* **TO BE DONE**: Find how many lines in the material hold the word "Baik", then state that number and nothing more.

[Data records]
------------------------------------------------------------------------
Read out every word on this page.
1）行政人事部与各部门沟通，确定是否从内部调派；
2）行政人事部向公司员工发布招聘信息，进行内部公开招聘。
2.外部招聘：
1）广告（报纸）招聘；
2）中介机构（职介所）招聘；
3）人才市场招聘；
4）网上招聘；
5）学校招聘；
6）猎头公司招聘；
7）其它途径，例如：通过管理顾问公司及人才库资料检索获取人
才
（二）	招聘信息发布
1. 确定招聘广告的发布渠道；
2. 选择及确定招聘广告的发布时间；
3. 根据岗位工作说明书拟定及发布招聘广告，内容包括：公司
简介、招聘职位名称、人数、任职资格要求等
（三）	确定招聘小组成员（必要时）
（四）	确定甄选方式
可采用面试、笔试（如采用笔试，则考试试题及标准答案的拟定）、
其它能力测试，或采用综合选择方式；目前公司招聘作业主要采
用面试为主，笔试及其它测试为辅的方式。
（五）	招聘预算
------------------------------------------------------------------------
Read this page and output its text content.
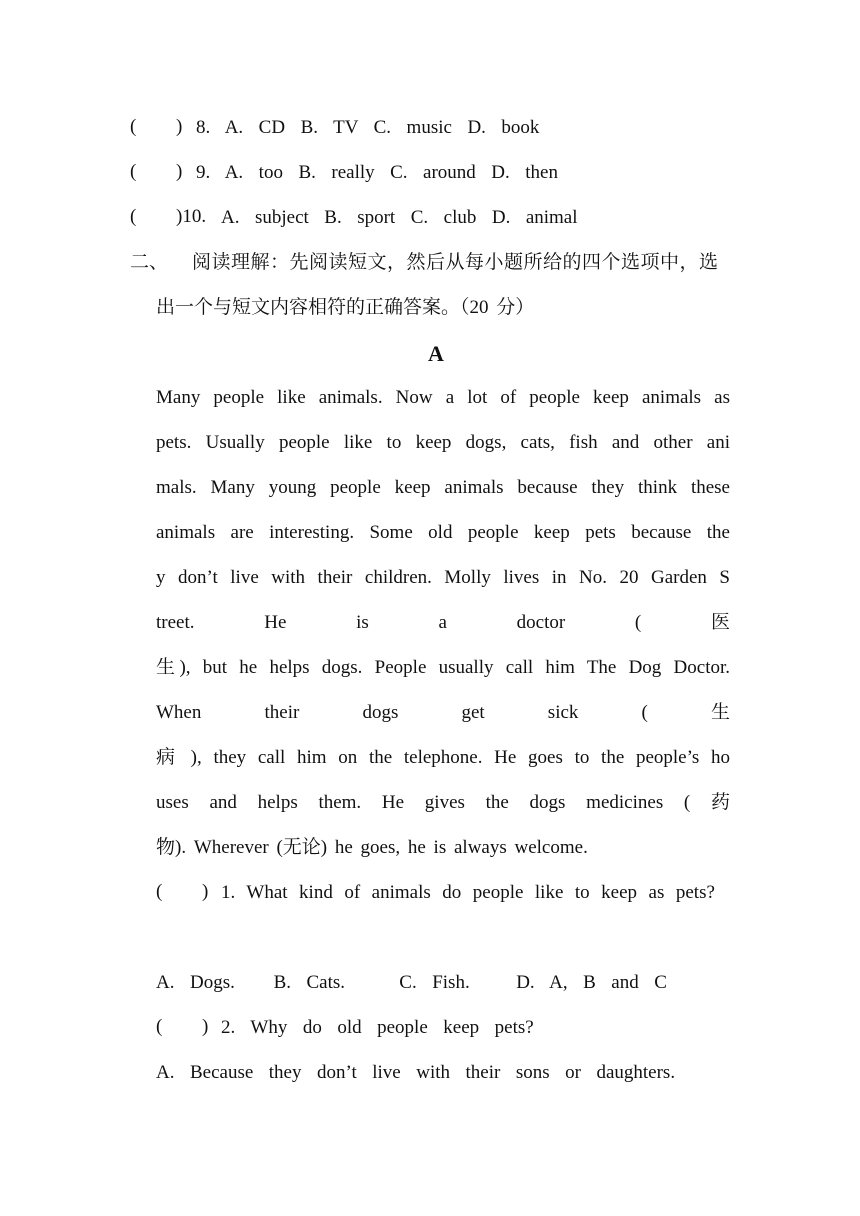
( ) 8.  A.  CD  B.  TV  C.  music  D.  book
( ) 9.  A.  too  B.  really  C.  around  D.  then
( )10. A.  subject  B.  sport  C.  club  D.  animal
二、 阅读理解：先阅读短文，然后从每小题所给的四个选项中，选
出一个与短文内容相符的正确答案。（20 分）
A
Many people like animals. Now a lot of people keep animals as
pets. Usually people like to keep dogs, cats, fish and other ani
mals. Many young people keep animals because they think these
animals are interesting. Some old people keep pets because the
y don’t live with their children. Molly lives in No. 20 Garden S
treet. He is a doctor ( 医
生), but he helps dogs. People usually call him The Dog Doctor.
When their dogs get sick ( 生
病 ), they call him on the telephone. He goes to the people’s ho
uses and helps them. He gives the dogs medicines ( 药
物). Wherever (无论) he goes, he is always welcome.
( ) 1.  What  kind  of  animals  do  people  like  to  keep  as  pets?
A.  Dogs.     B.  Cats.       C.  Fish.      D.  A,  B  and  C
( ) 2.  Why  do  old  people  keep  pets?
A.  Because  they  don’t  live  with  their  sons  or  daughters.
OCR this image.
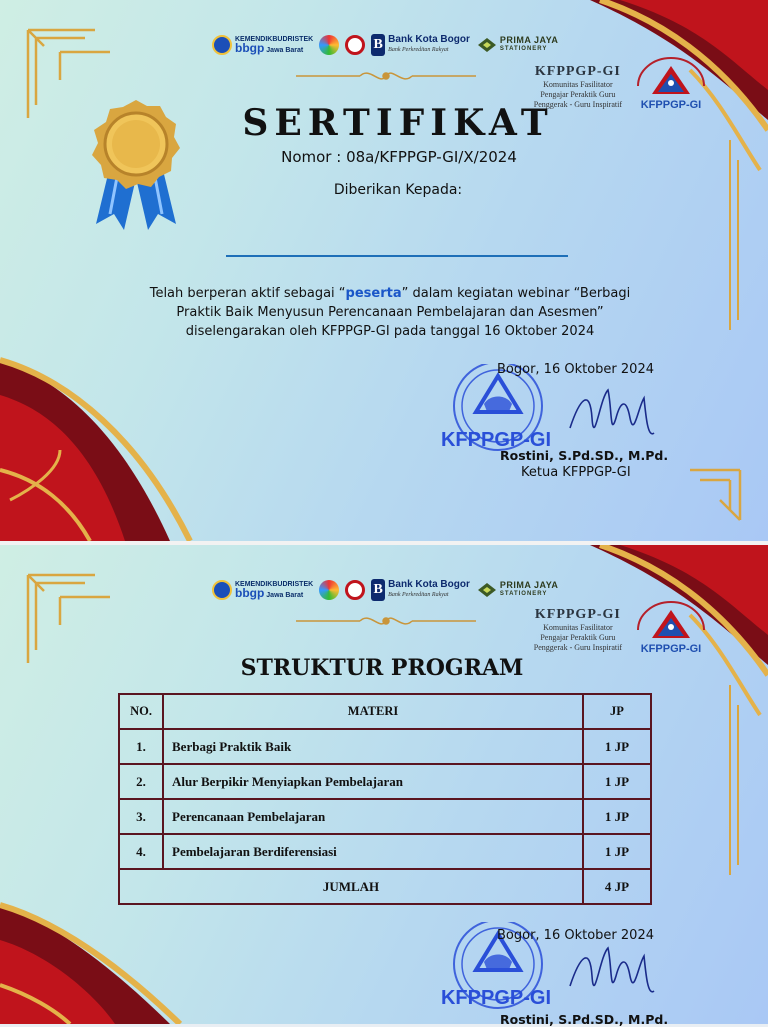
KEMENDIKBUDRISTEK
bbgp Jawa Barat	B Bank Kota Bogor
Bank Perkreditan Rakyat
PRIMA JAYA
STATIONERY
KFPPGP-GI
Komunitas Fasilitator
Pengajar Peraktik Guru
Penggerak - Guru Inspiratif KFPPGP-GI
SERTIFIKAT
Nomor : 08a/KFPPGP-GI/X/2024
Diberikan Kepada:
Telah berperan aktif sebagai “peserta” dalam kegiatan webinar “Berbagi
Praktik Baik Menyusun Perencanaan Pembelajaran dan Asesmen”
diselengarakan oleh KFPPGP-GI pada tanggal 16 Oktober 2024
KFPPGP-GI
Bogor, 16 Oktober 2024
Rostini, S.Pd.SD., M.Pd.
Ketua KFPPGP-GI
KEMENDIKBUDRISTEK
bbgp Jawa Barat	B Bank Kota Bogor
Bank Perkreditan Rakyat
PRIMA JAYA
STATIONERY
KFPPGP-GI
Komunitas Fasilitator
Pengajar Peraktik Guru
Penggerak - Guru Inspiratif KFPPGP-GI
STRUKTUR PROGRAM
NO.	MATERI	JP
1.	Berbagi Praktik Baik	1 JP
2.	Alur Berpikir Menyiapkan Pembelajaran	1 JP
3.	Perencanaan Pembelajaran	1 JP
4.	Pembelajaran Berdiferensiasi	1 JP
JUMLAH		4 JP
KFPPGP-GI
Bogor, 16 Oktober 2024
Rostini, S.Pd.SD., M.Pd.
------------------------------------------------------------------------
* **PROBLEM SOLUTION**: 2